__Exercise text__:

◇ ◇ ◇ ◇

With decent build quality, fast performance and great battery life, this Centrino machine is a bargain at £1,249.

Review Date: 23 Apr 2003

Price when reviewed: (£1,468 inc VAT) delivery £20 (£24 inc VAT)

Overall Rating
5 stars out of 6

PCPRO Recommended

Getting in the ring with the big corporates is a brave move for any small company, but ACi has donned the boxing gloves ready to make a damn good fist of it. Producing a Centrino notebook with Radeon Mobility 9000 graphics for £1,249 is fighting talk, and with a name like Centurion it could do some serious damage too.

Okay, so it's only got a 1.3GHz processor, but thanks to the Pentium-M's superb architecture the Centurion is still a surprisingly fast machine. With an overall 2D benchmark score of 1.17, it even outperformed the 2.4GHz Pentium 4-M-based Dell Inspiron 8500, and the battery lasted a lot longer too. Even under our intensive test, the Centurion only gave out after more than two hours, and it lasted almost four and a half hours under light use. It's not up there with the Toshiba Tecra M1, but it's close.

It just goes to show that you don't need ridiculous clock speeds to make an efficient notebook; in fact, you probably need the opposite. The Pentium-M is a great way to keep costs down and everything else up, and the Centurion is also kitted out with all the Intel goodies needed to get the Centrino badge on the chassis, so you've got an Intel motherboard chipset and 802.11b WLAN adaptor too.

The other bonus of the Pentium-M is its minimal cooling requirements, which means you can pack some serious power into a much thinner chassis. This is why the Centurion is only 33mm thick, compared with the Dell's 39mm, and at 2.9kg it's much lighter too.

◇ ◇ ◇ ◇

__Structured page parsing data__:
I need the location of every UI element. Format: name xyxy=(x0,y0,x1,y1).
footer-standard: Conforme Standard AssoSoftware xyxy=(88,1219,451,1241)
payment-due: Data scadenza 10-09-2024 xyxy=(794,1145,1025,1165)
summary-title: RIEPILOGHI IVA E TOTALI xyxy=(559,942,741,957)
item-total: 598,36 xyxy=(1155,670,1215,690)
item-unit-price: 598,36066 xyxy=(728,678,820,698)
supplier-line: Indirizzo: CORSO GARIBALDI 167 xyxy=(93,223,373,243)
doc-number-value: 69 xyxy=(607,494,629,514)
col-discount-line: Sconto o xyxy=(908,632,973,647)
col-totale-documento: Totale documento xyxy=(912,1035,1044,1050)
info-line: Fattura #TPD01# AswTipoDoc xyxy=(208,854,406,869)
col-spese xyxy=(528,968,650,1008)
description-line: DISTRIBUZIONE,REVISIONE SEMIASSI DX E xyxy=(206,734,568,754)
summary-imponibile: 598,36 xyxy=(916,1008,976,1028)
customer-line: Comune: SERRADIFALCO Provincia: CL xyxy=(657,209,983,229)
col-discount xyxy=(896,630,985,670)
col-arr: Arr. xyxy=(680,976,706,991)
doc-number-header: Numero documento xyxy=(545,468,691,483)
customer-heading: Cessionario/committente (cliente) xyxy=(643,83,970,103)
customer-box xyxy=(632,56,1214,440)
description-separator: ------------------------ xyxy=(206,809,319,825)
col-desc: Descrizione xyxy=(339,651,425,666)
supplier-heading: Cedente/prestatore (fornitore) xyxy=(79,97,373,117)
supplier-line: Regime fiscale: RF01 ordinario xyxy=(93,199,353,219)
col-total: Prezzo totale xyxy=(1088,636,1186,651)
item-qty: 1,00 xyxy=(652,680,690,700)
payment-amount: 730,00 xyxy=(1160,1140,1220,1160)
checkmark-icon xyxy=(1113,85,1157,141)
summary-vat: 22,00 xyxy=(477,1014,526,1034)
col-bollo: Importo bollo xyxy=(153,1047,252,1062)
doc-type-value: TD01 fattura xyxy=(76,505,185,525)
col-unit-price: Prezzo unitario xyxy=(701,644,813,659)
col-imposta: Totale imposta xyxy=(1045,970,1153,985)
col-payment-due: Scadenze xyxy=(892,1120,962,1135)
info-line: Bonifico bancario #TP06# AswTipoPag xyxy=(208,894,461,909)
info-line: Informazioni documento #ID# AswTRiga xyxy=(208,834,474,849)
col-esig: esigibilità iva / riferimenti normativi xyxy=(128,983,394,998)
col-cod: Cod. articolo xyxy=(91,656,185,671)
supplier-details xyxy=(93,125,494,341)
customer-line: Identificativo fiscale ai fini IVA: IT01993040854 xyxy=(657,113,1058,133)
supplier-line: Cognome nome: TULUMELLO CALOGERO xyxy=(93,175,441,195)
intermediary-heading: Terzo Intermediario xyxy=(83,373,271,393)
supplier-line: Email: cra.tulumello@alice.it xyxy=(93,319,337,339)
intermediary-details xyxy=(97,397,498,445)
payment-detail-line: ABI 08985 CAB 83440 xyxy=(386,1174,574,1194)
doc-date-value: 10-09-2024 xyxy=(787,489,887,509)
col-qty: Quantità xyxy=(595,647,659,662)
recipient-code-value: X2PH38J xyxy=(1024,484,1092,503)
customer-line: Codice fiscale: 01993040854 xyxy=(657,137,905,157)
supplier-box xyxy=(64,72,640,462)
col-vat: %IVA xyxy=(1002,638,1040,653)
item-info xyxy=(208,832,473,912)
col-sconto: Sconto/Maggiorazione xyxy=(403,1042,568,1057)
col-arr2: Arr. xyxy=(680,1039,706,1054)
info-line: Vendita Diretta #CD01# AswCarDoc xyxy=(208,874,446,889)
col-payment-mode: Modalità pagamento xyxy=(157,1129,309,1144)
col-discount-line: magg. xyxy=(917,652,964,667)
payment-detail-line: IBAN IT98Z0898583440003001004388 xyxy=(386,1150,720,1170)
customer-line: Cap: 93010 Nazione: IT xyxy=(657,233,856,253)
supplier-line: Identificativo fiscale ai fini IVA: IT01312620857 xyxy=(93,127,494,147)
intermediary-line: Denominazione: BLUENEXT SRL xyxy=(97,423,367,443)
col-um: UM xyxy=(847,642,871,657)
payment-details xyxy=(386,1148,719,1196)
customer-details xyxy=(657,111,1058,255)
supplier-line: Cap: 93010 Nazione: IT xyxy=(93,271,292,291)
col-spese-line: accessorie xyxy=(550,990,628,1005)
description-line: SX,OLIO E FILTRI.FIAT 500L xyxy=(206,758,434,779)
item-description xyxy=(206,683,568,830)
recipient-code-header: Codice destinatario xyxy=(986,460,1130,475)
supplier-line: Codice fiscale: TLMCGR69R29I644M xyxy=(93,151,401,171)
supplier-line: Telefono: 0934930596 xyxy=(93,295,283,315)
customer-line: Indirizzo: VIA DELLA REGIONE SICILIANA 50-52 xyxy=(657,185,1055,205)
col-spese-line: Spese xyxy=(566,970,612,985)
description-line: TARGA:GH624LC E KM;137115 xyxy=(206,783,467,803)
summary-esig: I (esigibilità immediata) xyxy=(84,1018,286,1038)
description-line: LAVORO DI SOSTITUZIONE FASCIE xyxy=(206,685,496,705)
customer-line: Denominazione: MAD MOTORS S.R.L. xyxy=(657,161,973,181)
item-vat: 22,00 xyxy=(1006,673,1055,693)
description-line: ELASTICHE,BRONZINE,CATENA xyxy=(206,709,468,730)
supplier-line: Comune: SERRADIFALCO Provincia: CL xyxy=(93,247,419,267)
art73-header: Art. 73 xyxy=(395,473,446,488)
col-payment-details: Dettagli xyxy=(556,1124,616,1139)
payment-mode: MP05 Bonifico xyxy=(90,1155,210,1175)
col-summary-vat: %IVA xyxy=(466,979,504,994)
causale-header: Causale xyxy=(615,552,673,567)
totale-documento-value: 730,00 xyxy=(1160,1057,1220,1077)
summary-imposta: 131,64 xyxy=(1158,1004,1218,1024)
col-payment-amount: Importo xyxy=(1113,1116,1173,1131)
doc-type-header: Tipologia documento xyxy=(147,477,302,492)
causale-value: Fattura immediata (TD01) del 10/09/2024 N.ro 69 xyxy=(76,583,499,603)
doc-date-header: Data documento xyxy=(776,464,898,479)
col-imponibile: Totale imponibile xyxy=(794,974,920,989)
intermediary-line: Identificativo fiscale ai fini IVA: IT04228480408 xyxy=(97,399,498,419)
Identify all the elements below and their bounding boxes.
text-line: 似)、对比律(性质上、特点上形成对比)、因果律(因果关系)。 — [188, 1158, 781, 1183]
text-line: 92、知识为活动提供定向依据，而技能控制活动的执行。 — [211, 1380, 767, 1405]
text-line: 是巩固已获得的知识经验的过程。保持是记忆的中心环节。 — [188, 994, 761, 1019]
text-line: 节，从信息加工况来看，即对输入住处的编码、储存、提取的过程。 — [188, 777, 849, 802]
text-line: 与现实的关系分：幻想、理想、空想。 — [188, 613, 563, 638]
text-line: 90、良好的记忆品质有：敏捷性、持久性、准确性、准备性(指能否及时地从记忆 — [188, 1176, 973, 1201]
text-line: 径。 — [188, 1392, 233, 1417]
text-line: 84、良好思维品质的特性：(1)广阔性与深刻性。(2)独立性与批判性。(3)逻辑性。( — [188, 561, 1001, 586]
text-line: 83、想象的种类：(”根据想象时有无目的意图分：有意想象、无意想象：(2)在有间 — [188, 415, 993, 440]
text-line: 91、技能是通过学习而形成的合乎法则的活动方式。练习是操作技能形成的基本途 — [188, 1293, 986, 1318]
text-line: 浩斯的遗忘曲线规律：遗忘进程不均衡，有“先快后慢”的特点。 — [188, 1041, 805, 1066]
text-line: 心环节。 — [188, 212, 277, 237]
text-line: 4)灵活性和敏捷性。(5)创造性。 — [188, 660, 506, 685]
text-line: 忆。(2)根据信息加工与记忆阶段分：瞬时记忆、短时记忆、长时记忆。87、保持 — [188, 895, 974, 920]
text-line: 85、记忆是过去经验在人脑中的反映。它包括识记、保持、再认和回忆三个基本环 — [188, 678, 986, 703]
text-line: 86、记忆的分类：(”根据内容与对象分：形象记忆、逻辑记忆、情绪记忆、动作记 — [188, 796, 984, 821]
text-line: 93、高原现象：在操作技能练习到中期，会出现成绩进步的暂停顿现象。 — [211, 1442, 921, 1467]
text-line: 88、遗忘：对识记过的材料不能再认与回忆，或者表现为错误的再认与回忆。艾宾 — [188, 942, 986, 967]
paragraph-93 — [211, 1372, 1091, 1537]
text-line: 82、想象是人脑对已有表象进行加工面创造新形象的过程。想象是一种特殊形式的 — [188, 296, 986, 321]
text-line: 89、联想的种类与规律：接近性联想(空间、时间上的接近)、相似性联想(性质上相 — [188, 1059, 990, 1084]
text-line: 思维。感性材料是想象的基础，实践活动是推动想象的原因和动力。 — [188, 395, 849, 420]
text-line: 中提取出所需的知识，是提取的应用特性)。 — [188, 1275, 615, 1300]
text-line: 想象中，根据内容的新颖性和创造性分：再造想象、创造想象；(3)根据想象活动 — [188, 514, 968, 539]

◇ ◇ ◇ ◇

__Task list__:
1/ According to the ACi Centurion review, how thick is the Centurion's chassis?
2/ Pick up the ACi Centurion notebook review after its last sentence and keep writing it.

__Answers in order__:
1/ 33mm

2/
The build quality is also better than the Dell's, which suffers from a flimsier plastic casing that sags when you lean on the palmrests. In contrast, the Centurion's palmrests feel sturdy and solid. The keyboard is also comfortable to type on, and the sensibly sized translucent plastic keys look pretty good too. However, it also tends to dip slightly when you're typing, so it's not ideal for budding novelists.

A stylish aluminium strip surrounds the keyboard and touchpad, but close the lid and you're in for a bit of a surprise. You normally expect to see a metallic blue-grey or black finish on the lid, but ACi has defied expectations with a pastel shade of duck-egg blue. The colour won't be to everyone's taste, but ACi is offering free corporate imaging for a limited period, which means you can have your own design printed on to the lid. Constructed from aluminium, the lid is solid enough too, although there's still a little bit of flex that you wouldn't get from a magnesium alloy lid.

As with the ACi Impression (see issue 96, p111), the Centurion's port layout has been well thought out, with the WLAN switch, infrared port and audio jacks mounted on the left, along with an easy-access USB 2 port - great for quickly plugging in a thumb drive. Two further USB 2 ports can be found on the back, along with a four-pin FireWire port, an S-Video out and the faithful old parallel port.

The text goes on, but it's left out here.